> **Given problem**
Search the listing for the string "whoever" and copy every line that contains it.

= = = =

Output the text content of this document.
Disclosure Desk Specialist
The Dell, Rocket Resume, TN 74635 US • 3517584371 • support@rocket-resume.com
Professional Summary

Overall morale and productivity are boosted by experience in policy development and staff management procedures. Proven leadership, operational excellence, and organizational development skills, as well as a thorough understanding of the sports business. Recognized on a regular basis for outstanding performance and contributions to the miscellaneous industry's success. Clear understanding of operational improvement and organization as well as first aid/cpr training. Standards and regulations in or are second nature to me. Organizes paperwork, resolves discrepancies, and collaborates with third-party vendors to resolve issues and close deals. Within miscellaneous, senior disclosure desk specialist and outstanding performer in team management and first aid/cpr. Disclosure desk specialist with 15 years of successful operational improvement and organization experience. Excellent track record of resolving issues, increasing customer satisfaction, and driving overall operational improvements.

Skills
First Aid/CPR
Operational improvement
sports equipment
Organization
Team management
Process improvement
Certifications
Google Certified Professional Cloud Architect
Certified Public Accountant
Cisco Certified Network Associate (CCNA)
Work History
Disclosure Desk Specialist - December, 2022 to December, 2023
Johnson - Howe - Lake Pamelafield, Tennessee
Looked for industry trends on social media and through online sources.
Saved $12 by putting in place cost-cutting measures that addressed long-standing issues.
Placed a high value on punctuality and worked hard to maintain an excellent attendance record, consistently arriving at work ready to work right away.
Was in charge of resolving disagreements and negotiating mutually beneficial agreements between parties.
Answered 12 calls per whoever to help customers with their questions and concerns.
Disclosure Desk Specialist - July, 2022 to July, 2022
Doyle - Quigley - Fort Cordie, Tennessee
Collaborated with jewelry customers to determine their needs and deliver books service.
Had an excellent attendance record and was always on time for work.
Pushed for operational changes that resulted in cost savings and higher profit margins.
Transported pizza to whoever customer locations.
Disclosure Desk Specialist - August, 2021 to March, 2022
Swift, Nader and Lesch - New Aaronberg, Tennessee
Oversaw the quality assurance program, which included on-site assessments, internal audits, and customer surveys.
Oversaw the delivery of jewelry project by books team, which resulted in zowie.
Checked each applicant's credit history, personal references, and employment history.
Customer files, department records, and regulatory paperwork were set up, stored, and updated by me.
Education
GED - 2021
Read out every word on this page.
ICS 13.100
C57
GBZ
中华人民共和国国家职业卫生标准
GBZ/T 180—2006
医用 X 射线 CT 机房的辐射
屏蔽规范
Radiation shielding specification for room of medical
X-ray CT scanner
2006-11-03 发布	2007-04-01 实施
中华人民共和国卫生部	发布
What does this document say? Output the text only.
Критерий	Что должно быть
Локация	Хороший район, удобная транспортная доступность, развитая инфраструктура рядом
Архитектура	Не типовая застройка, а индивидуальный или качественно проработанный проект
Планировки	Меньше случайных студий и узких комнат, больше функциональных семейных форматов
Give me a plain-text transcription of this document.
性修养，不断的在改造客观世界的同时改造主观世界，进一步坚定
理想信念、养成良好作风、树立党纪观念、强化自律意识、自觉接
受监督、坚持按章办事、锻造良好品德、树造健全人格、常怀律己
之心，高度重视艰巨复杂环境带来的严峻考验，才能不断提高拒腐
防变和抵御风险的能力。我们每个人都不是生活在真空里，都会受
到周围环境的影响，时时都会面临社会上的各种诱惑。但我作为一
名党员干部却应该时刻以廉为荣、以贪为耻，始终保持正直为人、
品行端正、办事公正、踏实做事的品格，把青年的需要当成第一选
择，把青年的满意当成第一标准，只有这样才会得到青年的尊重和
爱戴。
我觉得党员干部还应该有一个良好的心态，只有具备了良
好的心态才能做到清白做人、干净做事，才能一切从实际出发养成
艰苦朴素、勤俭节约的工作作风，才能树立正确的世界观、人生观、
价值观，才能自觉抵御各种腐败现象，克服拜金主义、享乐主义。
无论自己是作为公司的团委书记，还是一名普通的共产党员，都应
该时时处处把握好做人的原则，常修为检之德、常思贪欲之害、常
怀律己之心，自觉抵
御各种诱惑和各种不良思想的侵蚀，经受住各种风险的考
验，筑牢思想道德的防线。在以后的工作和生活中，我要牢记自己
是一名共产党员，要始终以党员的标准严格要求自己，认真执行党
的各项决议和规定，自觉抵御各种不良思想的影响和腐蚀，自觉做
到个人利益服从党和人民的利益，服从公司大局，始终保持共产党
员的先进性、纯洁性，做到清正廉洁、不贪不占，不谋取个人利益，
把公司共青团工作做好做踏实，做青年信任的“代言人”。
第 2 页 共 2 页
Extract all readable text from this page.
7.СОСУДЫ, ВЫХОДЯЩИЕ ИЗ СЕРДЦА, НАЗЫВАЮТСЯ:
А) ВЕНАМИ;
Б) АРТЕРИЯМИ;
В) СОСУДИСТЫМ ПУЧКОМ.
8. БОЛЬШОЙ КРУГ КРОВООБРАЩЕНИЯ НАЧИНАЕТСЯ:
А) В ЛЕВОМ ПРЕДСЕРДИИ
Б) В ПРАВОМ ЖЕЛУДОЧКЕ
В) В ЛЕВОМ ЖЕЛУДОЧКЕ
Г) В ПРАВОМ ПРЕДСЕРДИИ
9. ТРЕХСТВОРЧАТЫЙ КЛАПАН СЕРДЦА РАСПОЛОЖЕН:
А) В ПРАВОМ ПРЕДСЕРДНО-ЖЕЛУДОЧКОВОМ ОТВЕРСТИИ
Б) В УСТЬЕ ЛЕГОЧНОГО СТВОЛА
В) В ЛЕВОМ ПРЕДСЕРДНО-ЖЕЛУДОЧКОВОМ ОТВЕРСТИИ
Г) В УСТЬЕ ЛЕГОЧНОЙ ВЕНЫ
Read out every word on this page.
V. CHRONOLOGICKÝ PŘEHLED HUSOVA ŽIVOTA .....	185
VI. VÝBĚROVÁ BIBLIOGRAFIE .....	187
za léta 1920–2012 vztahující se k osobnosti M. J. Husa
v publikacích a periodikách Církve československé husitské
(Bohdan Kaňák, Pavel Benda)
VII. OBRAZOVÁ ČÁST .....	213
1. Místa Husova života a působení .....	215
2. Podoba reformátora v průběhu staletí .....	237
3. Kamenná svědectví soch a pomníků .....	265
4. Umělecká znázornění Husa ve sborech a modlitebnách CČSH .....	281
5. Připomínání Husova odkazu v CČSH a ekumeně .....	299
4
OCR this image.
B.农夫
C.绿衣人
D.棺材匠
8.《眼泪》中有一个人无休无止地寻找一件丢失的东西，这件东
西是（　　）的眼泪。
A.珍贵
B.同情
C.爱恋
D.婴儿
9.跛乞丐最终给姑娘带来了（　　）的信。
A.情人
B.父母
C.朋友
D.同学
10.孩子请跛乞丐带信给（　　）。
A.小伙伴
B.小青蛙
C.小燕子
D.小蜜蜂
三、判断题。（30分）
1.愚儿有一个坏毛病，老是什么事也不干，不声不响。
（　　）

= = = =

> **Written response**
Answered 12 calls per whoever to help customers with their questions and concerns.
Transported pizza to whoever customer locations.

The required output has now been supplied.